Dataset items

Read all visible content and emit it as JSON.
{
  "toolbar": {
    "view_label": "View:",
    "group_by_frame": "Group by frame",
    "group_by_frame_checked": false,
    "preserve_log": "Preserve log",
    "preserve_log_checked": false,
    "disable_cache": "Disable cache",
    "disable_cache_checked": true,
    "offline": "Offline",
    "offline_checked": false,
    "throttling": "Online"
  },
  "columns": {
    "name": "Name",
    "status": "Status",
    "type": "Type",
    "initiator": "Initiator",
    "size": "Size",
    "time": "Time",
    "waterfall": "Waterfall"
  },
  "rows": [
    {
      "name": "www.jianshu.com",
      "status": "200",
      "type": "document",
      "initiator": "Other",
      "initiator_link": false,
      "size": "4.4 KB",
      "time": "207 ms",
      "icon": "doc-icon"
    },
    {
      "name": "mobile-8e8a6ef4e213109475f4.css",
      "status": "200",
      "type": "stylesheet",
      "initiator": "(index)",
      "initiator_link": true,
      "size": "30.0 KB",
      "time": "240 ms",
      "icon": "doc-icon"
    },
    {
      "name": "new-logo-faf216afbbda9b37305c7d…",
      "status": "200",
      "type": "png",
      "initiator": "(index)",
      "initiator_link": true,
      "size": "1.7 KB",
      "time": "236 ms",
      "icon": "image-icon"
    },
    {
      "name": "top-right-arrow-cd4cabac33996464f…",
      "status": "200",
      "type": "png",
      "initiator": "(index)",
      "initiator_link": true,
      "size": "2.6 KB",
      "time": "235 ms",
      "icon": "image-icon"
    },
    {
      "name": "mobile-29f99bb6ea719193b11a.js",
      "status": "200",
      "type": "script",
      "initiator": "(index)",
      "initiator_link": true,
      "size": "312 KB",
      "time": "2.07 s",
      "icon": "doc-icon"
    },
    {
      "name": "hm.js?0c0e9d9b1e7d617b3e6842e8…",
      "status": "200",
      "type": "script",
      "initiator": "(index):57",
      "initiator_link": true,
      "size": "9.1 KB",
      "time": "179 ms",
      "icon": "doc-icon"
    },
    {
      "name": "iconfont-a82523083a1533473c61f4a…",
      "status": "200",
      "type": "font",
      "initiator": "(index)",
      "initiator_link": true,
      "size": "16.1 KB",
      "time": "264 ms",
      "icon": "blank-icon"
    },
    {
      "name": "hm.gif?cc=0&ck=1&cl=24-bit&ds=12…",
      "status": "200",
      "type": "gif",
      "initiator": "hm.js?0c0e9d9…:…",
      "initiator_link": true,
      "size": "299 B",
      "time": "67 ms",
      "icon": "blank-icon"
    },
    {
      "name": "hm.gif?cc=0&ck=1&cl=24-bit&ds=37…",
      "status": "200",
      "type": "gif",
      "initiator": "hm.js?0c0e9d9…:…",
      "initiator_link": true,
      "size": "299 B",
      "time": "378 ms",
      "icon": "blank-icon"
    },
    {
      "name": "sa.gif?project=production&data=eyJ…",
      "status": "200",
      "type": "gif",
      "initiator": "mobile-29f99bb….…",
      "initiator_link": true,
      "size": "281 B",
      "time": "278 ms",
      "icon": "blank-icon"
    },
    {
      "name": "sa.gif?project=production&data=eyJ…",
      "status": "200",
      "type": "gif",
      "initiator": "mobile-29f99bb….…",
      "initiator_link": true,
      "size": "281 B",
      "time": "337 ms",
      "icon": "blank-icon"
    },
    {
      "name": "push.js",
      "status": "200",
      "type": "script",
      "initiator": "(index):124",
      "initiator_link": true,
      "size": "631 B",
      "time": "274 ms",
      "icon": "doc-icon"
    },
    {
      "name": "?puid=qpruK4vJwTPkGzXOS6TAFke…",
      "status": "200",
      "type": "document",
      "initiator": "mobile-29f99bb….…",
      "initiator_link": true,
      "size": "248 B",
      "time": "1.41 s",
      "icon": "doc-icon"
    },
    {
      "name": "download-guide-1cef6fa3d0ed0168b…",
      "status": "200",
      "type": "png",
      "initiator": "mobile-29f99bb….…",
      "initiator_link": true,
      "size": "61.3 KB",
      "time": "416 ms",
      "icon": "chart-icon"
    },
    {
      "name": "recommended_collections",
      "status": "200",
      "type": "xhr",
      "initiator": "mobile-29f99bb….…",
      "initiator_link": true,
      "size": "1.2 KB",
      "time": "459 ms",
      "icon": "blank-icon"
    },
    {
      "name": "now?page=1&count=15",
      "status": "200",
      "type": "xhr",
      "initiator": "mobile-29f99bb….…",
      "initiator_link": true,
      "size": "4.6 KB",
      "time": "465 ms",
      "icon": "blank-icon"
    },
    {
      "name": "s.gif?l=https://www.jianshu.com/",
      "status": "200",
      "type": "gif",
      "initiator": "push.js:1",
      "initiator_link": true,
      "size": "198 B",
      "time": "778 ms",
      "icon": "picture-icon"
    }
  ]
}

Exercise instructions
Write out all the data again, exactly as it appears.

Task result
Read all visible content and emit it as JSON.
{
  "toolbar": {
    "view_label": "View:",
    "group_by_frame": "Group by frame",
    "group_by_frame_checked": false,
    "preserve_log": "Preserve log",
    "preserve_log_checked": false,
    "disable_cache": "Disable cache",
    "disable_cache_checked": true,
    "offline": "Offline",
    "offline_checked": false,
    "throttling": "Online"
  },
  "columns": {
    "name": "Name",
    "status": "Status",
    "type": "Type",
    "initiator": "Initiator",
    "size": "Size",
    "time": "Time",
    "waterfall": "Waterfall"
  },
  "rows": [
    {
      "name": "www.jianshu.com",
      "status": "200",
      "type": "document",
      "initiator": "Other",
      "initiator_link": false,
      "size": "4.4 KB",
      "time": "207 ms",
      "icon": "doc-icon"
    },
    {
      "name": "mobile-8e8a6ef4e213109475f4.css",
      "status": "200",
      "type": "stylesheet",
      "initiator": "(index)",
      "initiator_link": true,
      "size": "30.0 KB",
      "time": "240 ms",
      "icon": "doc-icon"
    },
    {
      "name": "new-logo-faf216afbbda9b37305c7d…",
      "status": "200",
      "type": "png",
      "initiator": "(index)",
      "initiator_link": true,
      "size": "1.7 KB",
      "time": "236 ms",
      "icon": "image-icon"
    },
    {
      "name": "top-right-arrow-cd4cabac33996464f…",
      "status": "200",
      "type": "png",
      "initiator": "(index)",
      "initiator_link": true,
      "size": "2.6 KB",
      "time": "235 ms",
      "icon": "image-icon"
    },
    {
      "name": "mobile-29f99bb6ea719193b11a.js",
      "status": "200",
      "type": "script",
      "initiator": "(index)",
      "initiator_link": true,
      "size": "312 KB",
      "time": "2.07 s",
      "icon": "doc-icon"
    },
    {
      "name": "hm.js?0c0e9d9b1e7d617b3e6842e8…",
      "status": "200",
      "type": "script",
      "initiator": "(index):57",
      "initiator_link": true,
      "size": "9.1 KB",
      "time": "179 ms",
      "icon": "doc-icon"
    },
    {
      "name": "iconfont-a82523083a1533473c61f4a…",
      "status": "200",
      "type": "font",
      "initiator": "(index)",
      "initiator_link": true,
      "size": "16.1 KB",
      "time": "264 ms",
      "icon": "blank-icon"
    },
    {
      "name": "hm.gif?cc=0&ck=1&cl=24-bit&ds=12…",
      "status": "200",
      "type": "gif",
      "initiator": "hm.js?0c0e9d9…:…",
      "initiator_link": true,
      "size": "299 B",
      "time": "67 ms",
      "icon": "blank-icon"
    },
    {
      "name": "hm.gif?cc=0&ck=1&cl=24-bit&ds=37…",
      "status": "200",
      "type": "gif",
      "initiator": "hm.js?0c0e9d9…:…",
      "initiator_link": true,
      "size": "299 B",
      "time": "378 ms",
      "icon": "blank-icon"
    },
    {
      "name": "sa.gif?project=production&data=eyJ…",
      "status": "200",
      "type": "gif",
      "initiator": "mobile-29f99bb….…",
      "initiator_link": true,
      "size": "281 B",
      "time": "278 ms",
      "icon": "blank-icon"
    },
    {
      "name": "sa.gif?project=production&data=eyJ…",
      "status": "200",
      "type": "gif",
      "initiator": "mobile-29f99bb….…",
      "initiator_link": true,
      "size": "281 B",
      "time": "337 ms",
      "icon": "blank-icon"
    },
    {
      "name": "push.js",
      "status": "200",
      "type": "script",
      "initiator": "(index):124",
      "initiator_link": true,
      "size": "631 B",
      "time": "274 ms",
      "icon": "doc-icon"
    },
    {
      "name": "?puid=qpruK4vJwTPkGzXOS6TAFke…",
      "status": "200",
      "type": "document",
      "initiator": "mobile-29f99bb….…",
      "initiator_link": true,
      "size": "248 B",
      "time": "1.41 s",
      "icon": "doc-icon"
    },
    {
      "name": "download-guide-1cef6fa3d0ed0168b…",
      "status": "200",
      "type": "png",
      "initiator": "mobile-29f99bb….…",
      "initiator_link": true,
      "size": "61.3 KB",
      "time": "416 ms",
      "icon": "chart-icon"
    },
    {
      "name": "recommended_collections",
      "status": "200",
      "type": "xhr",
      "initiator": "mobile-29f99bb….…",
      "initiator_link": true,
      "size": "1.2 KB",
      "time": "459 ms",
      "icon": "blank-icon"
    },
    {
      "name": "now?page=1&count=15",
      "status": "200",
      "type": "xhr",
      "initiator": "mobile-29f99bb….…",
      "initiator_link": true,
      "size": "4.6 KB",
      "time": "465 ms",
      "icon": "blank-icon"
    },
    {
      "name": "s.gif?l=https://www.jianshu.com/",
      "status": "200",
      "type": "gif",
      "initiator": "push.js:1",
      "initiator_link": true,
      "size": "198 B",
      "time": "778 ms",
      "icon": "picture-icon"
    }
  ]
}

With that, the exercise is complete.